* Begin Raw records *

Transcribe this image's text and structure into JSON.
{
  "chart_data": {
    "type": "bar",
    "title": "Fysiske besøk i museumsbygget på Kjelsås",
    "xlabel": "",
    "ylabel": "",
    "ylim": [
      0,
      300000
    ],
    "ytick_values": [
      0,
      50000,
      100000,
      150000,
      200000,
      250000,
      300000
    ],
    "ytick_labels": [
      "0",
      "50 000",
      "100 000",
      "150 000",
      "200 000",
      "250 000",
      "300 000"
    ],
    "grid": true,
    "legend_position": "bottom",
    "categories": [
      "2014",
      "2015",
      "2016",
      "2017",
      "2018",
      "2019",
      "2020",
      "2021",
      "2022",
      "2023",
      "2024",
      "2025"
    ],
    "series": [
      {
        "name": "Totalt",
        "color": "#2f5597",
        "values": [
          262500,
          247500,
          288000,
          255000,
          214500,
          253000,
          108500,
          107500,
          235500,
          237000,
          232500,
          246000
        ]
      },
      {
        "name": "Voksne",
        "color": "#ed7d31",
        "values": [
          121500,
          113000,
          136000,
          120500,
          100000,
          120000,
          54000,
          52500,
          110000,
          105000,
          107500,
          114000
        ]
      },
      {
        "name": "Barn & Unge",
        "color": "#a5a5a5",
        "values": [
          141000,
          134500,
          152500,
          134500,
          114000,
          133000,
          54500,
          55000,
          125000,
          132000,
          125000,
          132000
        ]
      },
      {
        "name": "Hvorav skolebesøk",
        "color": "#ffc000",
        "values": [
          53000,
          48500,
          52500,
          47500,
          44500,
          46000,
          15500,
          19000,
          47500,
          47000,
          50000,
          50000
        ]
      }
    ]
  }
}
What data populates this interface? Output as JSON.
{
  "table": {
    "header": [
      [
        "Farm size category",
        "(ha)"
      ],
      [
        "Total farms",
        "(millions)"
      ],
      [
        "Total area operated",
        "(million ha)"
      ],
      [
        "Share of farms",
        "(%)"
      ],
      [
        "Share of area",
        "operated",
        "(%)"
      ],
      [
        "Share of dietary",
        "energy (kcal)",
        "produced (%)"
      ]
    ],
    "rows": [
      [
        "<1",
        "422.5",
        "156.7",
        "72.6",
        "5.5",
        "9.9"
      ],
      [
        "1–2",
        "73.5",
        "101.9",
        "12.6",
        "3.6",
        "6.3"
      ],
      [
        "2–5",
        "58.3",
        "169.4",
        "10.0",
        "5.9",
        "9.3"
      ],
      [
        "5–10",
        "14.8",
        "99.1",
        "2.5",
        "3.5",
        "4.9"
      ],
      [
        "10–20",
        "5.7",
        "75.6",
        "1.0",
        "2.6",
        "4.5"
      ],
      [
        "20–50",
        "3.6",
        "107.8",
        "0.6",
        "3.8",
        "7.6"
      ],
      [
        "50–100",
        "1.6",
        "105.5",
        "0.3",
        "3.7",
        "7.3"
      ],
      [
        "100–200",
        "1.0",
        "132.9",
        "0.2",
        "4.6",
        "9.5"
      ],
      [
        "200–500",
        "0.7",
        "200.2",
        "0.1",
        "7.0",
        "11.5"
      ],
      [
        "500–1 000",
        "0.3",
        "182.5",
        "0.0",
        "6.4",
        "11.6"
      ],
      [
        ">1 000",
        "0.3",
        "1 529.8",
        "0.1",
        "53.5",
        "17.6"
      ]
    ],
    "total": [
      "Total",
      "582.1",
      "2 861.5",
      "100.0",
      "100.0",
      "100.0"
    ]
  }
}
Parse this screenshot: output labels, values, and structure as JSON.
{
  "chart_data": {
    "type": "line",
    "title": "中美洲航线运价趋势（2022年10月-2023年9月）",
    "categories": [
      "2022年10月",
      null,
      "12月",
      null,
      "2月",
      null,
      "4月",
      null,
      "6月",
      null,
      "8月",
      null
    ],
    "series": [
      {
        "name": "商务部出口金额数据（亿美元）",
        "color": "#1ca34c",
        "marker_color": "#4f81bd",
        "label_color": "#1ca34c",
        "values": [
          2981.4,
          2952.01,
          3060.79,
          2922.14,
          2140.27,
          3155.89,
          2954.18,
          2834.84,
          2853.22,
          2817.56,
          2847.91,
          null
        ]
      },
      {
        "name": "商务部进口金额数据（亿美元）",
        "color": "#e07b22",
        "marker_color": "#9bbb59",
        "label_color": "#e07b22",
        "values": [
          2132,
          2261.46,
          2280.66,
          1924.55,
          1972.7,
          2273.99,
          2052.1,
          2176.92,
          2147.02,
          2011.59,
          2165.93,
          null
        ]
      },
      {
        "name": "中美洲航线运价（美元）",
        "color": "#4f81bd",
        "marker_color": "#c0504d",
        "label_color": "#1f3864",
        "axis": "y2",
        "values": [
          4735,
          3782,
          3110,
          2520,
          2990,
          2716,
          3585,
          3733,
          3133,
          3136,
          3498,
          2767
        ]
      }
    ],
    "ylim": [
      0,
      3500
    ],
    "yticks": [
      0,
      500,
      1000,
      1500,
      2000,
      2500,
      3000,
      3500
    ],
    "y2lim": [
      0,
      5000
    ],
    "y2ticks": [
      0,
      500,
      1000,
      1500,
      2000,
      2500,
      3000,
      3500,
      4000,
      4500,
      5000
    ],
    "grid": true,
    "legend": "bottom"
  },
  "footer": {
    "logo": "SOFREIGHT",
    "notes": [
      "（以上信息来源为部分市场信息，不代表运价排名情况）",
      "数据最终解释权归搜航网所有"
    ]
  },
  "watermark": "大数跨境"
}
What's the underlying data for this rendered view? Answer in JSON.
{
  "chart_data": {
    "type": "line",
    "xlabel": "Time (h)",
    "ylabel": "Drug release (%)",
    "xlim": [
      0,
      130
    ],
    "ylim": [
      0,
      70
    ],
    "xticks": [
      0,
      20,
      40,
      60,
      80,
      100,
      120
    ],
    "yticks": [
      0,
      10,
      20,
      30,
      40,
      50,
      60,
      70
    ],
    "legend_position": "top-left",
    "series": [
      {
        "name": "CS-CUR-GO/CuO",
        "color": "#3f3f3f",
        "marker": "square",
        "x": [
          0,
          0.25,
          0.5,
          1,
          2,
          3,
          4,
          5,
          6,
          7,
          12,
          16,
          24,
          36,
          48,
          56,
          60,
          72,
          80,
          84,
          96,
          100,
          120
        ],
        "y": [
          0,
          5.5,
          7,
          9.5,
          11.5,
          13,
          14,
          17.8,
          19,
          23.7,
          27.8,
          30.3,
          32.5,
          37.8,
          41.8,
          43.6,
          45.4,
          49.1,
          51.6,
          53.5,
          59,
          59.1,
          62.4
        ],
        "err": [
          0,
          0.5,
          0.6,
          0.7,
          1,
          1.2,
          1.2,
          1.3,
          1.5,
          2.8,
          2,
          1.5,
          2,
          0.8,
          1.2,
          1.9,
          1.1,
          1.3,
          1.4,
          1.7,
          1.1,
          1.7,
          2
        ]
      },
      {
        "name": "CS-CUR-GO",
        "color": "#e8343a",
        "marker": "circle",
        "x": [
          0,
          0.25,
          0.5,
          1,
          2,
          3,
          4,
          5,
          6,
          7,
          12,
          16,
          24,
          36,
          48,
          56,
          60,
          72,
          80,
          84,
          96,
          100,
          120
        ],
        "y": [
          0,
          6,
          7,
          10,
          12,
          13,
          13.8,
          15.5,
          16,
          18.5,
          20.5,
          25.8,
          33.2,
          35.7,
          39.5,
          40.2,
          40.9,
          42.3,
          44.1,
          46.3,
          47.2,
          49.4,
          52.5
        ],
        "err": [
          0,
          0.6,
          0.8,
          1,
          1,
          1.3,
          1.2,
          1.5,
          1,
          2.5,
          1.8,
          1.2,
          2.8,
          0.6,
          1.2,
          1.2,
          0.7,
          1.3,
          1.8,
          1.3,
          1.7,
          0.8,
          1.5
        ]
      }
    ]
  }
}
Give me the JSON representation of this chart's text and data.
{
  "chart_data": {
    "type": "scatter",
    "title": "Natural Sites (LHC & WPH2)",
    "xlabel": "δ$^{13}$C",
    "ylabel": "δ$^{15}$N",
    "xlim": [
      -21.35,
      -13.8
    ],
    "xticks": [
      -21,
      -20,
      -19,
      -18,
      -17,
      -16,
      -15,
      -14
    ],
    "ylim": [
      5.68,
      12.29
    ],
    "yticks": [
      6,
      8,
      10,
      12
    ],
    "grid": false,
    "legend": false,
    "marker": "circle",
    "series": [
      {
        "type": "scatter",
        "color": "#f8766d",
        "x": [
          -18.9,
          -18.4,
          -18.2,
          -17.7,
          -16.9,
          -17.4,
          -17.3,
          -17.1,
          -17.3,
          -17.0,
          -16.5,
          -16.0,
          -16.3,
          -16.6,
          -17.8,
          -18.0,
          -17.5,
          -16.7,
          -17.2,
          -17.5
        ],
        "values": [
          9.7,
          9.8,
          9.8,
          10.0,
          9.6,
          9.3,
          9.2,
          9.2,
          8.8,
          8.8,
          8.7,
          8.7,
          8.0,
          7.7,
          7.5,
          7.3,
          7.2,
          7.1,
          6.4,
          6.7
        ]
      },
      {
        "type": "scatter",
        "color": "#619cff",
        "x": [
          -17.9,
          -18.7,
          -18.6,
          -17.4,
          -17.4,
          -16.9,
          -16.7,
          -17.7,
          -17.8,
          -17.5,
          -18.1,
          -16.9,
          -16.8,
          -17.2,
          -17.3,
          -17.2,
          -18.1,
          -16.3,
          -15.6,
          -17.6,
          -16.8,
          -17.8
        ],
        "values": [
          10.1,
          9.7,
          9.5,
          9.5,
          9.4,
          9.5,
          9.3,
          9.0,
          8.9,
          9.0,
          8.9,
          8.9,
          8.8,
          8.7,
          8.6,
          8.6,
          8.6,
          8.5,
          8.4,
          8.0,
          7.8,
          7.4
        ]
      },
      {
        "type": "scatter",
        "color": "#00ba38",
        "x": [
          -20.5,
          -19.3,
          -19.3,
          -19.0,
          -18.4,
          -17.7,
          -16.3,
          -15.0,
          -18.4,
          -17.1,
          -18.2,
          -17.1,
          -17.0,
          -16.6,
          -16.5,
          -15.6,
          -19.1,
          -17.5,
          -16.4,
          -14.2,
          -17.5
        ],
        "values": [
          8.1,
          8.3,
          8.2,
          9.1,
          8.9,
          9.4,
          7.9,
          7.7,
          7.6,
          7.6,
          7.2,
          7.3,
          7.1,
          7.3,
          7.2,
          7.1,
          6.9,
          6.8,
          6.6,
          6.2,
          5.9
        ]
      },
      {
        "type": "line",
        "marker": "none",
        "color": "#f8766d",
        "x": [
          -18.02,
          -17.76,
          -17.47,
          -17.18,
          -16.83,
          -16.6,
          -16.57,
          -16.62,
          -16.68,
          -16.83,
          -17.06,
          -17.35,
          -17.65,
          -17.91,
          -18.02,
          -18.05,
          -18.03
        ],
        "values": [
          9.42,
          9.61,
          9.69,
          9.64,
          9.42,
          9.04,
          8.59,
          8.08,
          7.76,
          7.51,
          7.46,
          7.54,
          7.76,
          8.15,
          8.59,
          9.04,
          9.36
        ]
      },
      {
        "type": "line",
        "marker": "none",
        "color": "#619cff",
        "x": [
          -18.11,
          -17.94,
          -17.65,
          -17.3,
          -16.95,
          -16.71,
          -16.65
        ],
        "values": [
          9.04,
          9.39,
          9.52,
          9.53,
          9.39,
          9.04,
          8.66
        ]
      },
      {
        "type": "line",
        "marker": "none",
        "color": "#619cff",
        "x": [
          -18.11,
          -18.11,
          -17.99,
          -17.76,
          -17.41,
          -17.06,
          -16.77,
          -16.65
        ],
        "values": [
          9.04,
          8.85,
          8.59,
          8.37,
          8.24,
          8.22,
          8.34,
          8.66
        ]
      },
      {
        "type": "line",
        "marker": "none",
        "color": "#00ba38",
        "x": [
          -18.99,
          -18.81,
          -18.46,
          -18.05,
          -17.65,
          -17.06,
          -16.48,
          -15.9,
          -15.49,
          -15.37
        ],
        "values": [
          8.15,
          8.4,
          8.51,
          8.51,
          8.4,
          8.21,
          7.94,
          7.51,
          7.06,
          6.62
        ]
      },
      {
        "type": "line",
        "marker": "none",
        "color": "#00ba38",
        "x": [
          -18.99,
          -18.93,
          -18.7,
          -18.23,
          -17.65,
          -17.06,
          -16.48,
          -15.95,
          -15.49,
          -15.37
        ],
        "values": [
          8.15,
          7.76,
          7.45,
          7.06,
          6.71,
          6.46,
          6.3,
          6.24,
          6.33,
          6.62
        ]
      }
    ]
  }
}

* End Raw records *

> [Stated task]:
Looking at the material above, count the lines that hold "structure" and give the total alone.

> [Right answer]:
2